INSTRUCTIONS TO FOLLOW: Look below for the line that contains "Parse this screenshot: output", then copy it and each following line to the end of the records, minus any pictures.

[Items listed in a dataset]
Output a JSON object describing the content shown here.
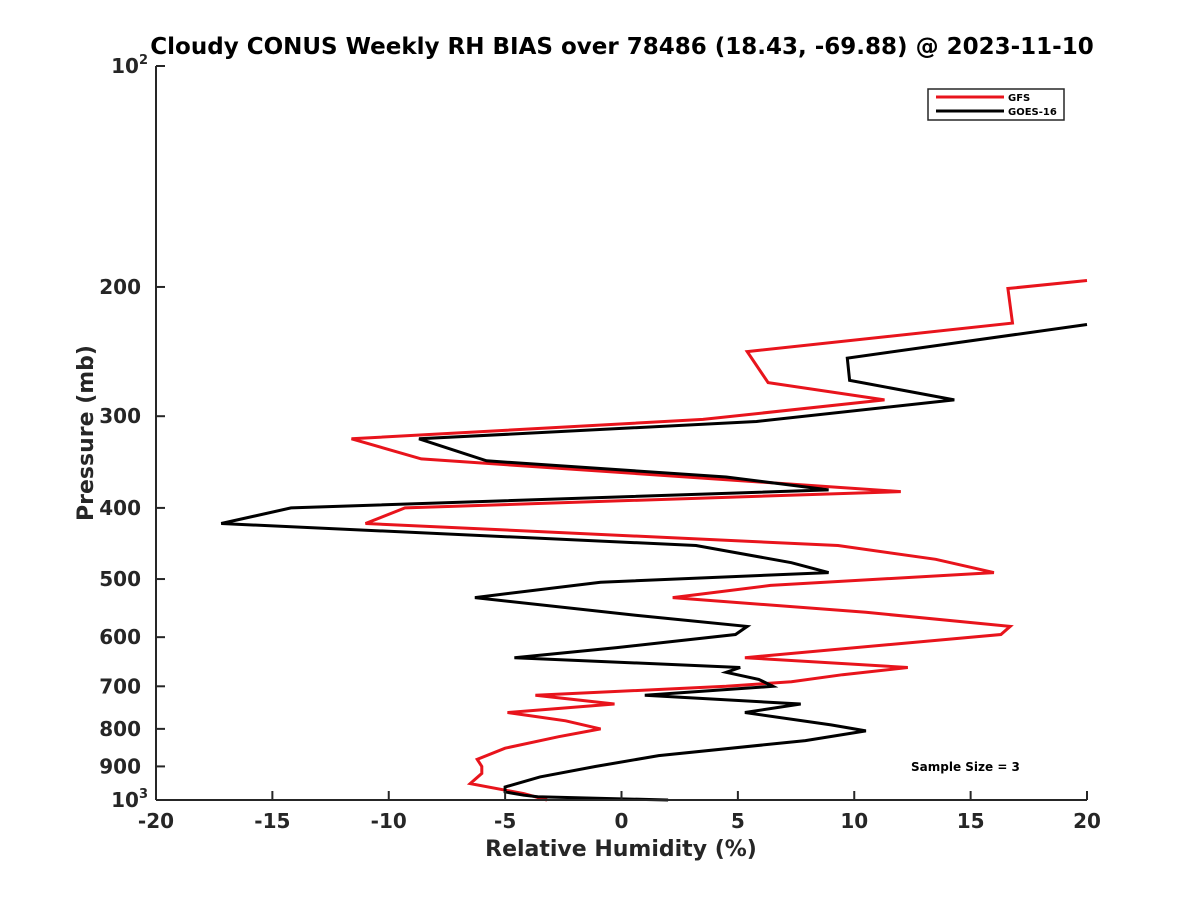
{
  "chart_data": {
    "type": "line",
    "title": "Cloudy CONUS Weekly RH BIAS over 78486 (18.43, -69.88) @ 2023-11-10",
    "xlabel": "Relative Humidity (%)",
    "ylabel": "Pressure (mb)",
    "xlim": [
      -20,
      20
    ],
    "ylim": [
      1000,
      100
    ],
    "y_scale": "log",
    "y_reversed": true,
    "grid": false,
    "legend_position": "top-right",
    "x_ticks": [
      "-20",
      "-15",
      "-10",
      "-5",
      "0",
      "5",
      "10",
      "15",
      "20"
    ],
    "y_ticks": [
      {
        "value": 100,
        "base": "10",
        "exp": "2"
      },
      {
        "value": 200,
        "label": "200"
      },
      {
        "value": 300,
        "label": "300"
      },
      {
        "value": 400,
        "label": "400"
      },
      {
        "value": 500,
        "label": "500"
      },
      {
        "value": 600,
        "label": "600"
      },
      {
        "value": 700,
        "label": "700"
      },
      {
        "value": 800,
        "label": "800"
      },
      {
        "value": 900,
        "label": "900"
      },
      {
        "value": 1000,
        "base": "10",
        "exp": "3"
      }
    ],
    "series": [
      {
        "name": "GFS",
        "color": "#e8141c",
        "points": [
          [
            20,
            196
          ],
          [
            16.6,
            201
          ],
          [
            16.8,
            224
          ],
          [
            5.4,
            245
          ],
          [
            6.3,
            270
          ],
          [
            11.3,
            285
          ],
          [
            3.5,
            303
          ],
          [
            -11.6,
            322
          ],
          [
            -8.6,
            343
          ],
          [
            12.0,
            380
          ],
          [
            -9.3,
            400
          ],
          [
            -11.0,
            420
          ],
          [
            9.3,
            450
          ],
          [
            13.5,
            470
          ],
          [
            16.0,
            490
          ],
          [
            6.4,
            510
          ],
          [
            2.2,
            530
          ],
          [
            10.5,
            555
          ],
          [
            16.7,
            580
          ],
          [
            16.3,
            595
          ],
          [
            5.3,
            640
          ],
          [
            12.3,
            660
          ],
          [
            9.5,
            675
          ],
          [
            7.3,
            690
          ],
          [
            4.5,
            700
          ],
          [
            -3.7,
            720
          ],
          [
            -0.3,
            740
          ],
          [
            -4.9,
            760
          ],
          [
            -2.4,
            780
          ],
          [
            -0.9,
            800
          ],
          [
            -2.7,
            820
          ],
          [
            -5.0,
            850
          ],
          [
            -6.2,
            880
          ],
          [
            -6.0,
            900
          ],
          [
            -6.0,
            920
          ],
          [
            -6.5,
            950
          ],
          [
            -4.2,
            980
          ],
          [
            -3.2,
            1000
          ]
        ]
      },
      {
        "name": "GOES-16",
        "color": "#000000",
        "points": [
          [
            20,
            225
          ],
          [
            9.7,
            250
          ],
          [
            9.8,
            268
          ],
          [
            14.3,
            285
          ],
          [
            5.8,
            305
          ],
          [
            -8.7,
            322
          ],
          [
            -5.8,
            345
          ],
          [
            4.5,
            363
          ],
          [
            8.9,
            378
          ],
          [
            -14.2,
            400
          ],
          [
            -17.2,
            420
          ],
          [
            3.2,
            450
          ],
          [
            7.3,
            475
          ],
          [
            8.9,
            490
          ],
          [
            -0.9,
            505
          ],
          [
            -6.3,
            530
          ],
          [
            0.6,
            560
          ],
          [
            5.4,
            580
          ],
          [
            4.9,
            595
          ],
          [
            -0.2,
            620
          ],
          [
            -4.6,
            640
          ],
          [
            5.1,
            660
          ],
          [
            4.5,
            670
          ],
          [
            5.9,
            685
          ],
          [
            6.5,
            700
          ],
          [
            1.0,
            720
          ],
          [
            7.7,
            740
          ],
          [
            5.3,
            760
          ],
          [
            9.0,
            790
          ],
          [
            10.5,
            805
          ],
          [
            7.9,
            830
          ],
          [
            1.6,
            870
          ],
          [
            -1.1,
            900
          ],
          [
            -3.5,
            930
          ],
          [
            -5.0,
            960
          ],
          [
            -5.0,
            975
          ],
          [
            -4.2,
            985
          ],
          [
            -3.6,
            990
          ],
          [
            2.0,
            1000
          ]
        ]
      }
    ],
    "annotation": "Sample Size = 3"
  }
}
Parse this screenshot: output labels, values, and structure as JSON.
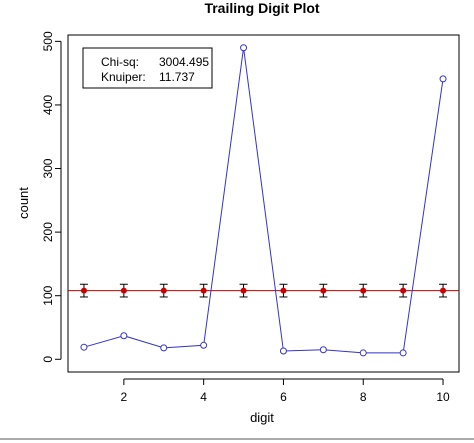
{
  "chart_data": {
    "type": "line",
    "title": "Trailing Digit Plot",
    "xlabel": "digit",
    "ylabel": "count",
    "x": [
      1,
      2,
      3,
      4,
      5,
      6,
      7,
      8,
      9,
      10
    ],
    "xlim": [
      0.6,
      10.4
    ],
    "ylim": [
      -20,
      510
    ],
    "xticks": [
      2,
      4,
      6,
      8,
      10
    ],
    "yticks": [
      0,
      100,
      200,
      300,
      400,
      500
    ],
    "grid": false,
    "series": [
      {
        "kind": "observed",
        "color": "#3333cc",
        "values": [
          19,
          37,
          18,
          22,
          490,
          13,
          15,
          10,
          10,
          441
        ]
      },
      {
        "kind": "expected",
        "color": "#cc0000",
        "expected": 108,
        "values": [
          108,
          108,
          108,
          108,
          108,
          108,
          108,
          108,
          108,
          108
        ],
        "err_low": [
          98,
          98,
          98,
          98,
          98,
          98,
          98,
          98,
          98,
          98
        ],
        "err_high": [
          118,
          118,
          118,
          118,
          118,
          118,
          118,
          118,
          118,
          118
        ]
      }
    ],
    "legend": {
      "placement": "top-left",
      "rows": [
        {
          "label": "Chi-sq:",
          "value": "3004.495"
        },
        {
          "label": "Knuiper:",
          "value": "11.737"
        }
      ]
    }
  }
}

RESULT:
Parse this screenshot: output labels, values, and structure as JSON.
{
  "chart_data": {
    "type": "line",
    "title": "Trailing Digit Plot",
    "xlabel": "digit",
    "ylabel": "count",
    "x": [
      1,
      2,
      3,
      4,
      5,
      6,
      7,
      8,
      9,
      10
    ],
    "xlim": [
      0.6,
      10.4
    ],
    "ylim": [
      -20,
      510
    ],
    "xticks": [
      2,
      4,
      6,
      8,
      10
    ],
    "yticks": [
      0,
      100,
      200,
      300,
      400,
      500
    ],
    "grid": false,
    "series": [
      {
        "kind": "observed",
        "color": "#3333cc",
        "values": [
          19,
          37,
          18,
          22,
          490,
          13,
          15,
          10,
          10,
          441
        ]
      },
      {
        "kind": "expected",
        "color": "#cc0000",
        "expected": 108,
        "values": [
          108,
          108,
          108,
          108,
          108,
          108,
          108,
          108,
          108,
          108
        ],
        "err_low": [
          98,
          98,
          98,
          98,
          98,
          98,
          98,
          98,
          98,
          98
        ],
        "err_high": [
          118,
          118,
          118,
          118,
          118,
          118,
          118,
          118,
          118,
          118
        ]
      }
    ],
    "legend": {
      "placement": "top-left",
      "rows": [
        {
          "label": "Chi-sq:",
          "value": "3004.495"
        },
        {
          "label": "Knuiper:",
          "value": "11.737"
        }
      ]
    }
  }
}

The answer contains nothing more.